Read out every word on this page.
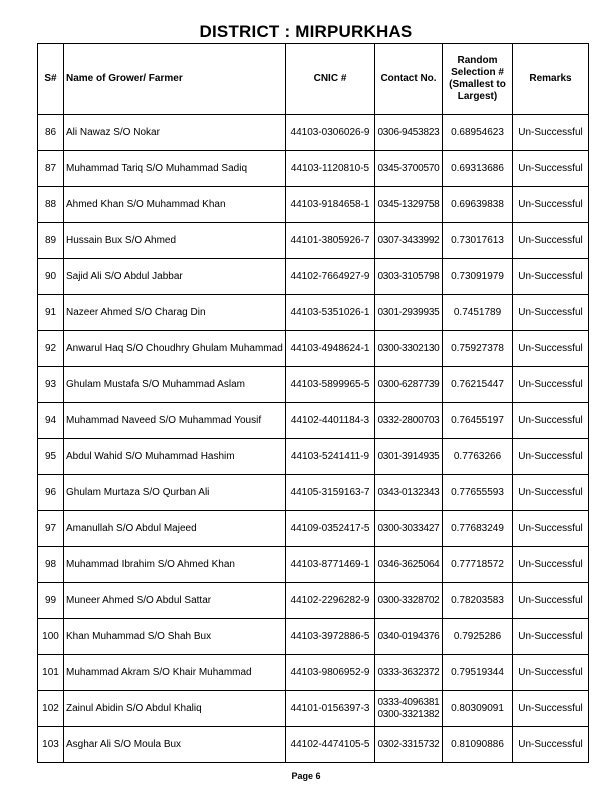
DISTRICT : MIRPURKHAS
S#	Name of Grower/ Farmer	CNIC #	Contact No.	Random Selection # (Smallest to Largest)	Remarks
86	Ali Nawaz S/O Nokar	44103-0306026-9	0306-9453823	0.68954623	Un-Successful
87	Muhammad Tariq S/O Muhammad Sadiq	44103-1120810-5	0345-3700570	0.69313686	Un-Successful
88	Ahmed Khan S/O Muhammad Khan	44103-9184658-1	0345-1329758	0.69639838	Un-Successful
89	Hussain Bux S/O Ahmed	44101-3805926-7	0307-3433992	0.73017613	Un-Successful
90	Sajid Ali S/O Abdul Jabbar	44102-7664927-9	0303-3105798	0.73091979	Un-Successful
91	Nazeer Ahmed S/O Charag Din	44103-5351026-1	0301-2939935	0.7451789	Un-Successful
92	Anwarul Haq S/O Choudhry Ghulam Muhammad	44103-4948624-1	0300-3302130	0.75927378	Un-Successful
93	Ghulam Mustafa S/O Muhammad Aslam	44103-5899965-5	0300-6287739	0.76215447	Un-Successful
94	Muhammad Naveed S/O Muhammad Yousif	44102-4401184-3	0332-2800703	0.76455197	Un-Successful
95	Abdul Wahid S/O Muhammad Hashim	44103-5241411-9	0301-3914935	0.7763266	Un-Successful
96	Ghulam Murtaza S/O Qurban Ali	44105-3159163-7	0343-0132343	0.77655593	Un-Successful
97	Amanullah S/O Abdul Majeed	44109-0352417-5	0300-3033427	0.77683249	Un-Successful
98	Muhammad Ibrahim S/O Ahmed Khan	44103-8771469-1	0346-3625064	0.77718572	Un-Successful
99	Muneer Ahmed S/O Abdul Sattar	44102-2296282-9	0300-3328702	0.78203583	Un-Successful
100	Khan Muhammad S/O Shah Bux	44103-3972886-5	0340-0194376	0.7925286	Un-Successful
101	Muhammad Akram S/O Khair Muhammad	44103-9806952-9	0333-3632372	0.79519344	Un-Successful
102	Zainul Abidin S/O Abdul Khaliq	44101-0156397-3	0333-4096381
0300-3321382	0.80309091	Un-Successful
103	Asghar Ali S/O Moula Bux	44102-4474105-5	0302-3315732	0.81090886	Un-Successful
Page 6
+--
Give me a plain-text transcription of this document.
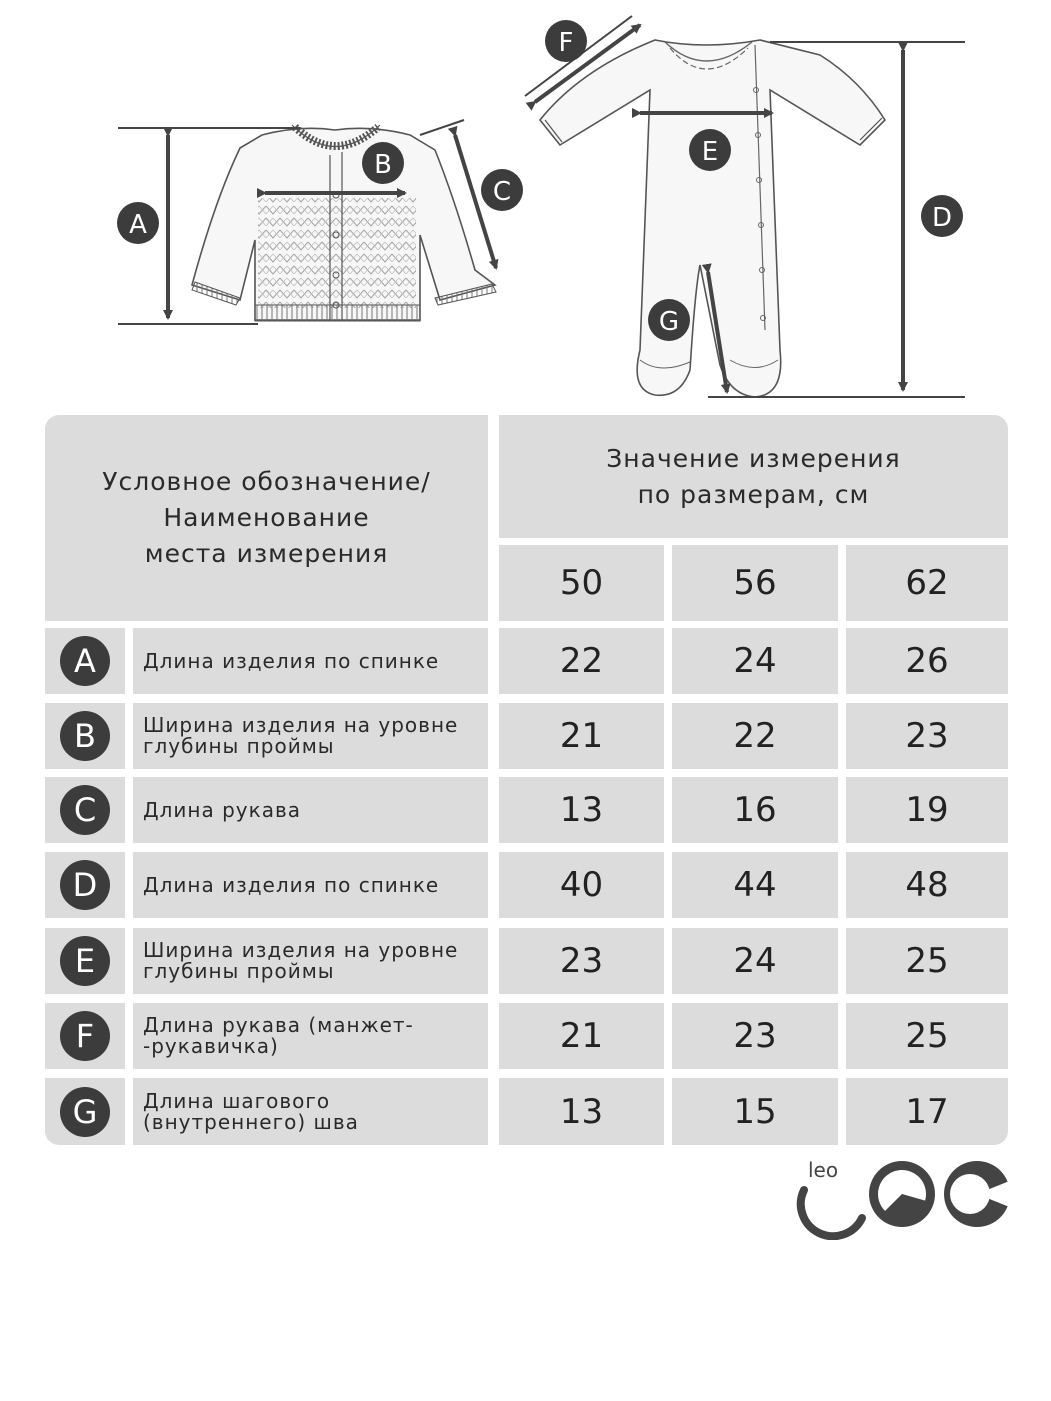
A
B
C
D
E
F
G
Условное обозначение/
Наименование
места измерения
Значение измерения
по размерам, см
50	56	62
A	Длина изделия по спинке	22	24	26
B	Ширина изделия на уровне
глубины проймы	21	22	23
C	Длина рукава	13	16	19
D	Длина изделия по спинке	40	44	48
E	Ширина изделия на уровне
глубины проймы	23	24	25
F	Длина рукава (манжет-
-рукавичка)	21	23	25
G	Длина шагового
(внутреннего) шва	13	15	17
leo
+--
**EXERCISE TASK**. Isolate the lines above that contain the word "Ahmed" and copy them.

**PROBLEM SOLUTION**.
88	Ahmed Khan S/O Muhammad Khan	44103-9184658-1	0345-1329758	0.69639838	Un-Successful
89	Hussain Bux S/O Ahmed	44101-3805926-7	0307-3433992	0.73017613	Un-Successful
91	Nazeer Ahmed S/O Charag Din	44103-5351026-1	0301-2939935	0.7451789	Un-Successful
98	Muhammad Ibrahim S/O Ahmed Khan	44103-8771469-1	0346-3625064	0.77718572	Un-Successful
99	Muneer Ahmed S/O Abdul Sattar	44102-2296282-9	0300-3328702	0.78203583	Un-Successful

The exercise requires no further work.